[Dataset items]

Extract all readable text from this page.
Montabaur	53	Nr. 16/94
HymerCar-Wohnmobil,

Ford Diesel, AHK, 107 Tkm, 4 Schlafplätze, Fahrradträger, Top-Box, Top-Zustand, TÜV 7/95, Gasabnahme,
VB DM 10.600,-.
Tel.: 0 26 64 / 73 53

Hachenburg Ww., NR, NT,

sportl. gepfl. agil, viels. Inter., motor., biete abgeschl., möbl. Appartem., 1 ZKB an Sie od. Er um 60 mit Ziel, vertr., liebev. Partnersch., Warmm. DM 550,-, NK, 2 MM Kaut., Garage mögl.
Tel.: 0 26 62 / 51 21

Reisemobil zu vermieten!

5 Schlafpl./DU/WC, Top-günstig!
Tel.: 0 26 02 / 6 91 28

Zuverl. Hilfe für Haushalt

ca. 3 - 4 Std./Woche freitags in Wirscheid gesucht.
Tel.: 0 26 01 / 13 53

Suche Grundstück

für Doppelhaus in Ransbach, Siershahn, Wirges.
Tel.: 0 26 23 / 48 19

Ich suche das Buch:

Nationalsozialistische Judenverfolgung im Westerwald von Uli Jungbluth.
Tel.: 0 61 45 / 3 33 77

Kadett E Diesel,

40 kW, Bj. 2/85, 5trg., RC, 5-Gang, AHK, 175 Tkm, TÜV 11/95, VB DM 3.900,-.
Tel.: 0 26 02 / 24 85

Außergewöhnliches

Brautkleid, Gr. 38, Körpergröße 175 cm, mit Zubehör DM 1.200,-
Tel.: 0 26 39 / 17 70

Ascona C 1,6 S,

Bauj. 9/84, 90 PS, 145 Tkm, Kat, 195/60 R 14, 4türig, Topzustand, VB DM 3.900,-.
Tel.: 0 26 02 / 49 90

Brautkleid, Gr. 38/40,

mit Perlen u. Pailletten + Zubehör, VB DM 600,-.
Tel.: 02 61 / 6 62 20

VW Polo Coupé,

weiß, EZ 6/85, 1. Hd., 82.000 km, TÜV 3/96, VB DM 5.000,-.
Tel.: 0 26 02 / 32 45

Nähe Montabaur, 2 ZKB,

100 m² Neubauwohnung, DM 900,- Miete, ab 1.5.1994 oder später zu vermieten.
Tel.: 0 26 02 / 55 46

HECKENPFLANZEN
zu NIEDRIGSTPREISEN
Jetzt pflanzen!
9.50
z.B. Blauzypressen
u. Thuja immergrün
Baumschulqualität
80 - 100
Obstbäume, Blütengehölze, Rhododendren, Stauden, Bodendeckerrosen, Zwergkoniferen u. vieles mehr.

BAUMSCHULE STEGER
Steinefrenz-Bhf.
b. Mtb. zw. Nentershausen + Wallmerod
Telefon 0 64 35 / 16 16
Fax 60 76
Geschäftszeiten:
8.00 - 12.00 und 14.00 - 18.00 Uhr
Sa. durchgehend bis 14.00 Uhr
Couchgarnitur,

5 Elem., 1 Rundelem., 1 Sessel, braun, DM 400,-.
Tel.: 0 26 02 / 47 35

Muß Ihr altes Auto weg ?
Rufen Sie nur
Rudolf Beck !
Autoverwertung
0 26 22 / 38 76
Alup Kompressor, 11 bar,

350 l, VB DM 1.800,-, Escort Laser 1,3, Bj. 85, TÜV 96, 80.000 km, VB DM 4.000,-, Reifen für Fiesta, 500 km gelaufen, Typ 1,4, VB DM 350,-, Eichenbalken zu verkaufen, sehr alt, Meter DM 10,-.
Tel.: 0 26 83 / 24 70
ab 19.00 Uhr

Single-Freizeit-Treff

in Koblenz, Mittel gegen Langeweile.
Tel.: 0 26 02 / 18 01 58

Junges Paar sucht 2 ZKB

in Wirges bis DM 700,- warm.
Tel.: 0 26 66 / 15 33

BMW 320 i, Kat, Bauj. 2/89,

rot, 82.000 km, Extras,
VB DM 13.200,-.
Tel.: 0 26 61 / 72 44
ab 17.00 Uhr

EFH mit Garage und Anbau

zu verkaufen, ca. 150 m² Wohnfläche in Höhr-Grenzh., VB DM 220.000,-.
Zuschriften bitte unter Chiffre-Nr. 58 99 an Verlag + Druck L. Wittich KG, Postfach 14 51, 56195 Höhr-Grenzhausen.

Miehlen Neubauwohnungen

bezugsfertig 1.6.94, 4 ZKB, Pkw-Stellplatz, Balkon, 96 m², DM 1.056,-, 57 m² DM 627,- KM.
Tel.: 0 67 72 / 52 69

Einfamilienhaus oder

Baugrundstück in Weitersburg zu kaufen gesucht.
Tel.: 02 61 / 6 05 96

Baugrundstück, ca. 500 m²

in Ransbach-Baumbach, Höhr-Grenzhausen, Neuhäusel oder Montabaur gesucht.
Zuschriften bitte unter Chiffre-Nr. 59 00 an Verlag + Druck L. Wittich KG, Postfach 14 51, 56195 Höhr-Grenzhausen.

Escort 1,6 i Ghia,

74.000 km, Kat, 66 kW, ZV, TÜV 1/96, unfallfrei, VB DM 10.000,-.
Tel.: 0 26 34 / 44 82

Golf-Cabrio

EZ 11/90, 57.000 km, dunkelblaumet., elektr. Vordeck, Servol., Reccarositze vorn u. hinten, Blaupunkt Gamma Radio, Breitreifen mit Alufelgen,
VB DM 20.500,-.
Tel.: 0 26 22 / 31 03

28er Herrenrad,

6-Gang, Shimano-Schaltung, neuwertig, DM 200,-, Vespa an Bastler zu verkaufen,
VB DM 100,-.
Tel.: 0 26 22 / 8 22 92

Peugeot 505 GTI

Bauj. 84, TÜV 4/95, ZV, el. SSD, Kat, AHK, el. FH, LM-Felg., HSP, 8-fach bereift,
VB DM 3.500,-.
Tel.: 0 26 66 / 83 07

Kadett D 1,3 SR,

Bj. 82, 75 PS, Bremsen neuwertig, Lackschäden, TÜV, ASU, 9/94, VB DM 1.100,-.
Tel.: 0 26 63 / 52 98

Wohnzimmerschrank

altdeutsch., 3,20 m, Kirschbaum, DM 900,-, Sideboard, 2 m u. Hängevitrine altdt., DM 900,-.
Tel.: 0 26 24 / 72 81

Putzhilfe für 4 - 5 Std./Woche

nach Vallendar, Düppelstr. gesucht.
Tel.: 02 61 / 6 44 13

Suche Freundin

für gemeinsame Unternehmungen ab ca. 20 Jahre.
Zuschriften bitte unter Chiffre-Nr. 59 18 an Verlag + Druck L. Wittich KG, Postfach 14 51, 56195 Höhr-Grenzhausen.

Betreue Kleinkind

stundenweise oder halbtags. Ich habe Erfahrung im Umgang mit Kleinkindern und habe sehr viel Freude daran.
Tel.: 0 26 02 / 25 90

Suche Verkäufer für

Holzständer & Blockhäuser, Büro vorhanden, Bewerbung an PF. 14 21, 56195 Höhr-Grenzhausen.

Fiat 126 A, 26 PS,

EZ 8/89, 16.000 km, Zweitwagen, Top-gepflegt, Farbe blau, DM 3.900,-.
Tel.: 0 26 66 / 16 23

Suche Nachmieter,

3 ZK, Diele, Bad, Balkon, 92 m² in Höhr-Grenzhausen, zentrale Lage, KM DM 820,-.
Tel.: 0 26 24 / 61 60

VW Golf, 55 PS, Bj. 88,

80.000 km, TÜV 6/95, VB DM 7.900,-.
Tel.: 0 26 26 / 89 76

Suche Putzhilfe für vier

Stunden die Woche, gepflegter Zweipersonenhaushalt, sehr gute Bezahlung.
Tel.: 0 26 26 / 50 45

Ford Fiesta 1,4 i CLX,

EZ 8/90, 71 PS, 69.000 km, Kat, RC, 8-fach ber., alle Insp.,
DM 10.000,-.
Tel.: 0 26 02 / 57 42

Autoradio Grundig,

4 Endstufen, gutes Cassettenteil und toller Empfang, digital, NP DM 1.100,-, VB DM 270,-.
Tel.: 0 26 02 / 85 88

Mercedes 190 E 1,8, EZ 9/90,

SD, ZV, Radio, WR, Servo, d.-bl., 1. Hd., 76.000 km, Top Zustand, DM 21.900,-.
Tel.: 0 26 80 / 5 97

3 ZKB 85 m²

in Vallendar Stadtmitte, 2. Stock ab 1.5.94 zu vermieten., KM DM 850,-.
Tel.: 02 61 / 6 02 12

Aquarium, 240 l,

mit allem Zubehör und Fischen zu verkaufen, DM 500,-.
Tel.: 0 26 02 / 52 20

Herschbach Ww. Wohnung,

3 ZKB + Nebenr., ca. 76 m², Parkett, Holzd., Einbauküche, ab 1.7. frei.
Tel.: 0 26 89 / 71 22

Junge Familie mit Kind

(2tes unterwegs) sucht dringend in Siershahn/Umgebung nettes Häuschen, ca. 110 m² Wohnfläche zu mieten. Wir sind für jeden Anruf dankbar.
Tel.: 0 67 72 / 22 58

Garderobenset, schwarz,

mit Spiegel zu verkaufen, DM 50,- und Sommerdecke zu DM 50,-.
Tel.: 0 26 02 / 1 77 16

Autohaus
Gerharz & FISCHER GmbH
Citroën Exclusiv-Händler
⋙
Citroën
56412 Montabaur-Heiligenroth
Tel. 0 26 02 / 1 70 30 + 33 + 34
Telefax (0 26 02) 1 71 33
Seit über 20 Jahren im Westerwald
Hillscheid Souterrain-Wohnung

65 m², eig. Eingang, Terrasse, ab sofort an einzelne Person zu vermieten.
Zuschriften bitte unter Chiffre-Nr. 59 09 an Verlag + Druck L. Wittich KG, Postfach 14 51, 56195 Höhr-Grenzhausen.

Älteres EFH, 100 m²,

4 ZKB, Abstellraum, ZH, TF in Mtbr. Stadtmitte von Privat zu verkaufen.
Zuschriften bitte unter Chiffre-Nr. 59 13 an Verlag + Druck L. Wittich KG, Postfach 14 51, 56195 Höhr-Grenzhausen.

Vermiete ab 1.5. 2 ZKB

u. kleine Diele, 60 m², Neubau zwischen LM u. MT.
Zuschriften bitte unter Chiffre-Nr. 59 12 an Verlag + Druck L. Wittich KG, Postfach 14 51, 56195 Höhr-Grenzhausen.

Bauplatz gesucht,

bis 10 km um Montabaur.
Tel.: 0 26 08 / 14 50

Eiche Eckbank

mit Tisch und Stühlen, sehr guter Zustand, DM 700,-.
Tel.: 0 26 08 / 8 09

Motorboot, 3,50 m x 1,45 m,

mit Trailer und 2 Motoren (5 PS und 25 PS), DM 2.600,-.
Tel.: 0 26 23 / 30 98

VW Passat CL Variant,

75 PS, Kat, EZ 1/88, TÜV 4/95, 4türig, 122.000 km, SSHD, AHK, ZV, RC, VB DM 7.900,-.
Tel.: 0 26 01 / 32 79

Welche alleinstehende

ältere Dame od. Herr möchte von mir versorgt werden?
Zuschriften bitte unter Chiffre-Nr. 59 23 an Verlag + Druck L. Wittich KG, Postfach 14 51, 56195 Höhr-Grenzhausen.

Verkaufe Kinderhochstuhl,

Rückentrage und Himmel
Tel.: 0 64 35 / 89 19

◆ **WRITTEN INSTRUCTION**:
Find every line in the records above that contains the word "gesucht", and copy each one.

◆ **OUTPUT FOR THIS TASK**:
ca. 3 - 4 Std./Woche freitags in Wirscheid gesucht.
Baugrundstück in Weitersburg zu kaufen gesucht.
in Ransbach-Baumbach, Höhr-Grenzhausen, Neuhäusel oder Montabaur gesucht.
nach Vallendar, Düppelstr. gesucht.
Bauplatz gesucht,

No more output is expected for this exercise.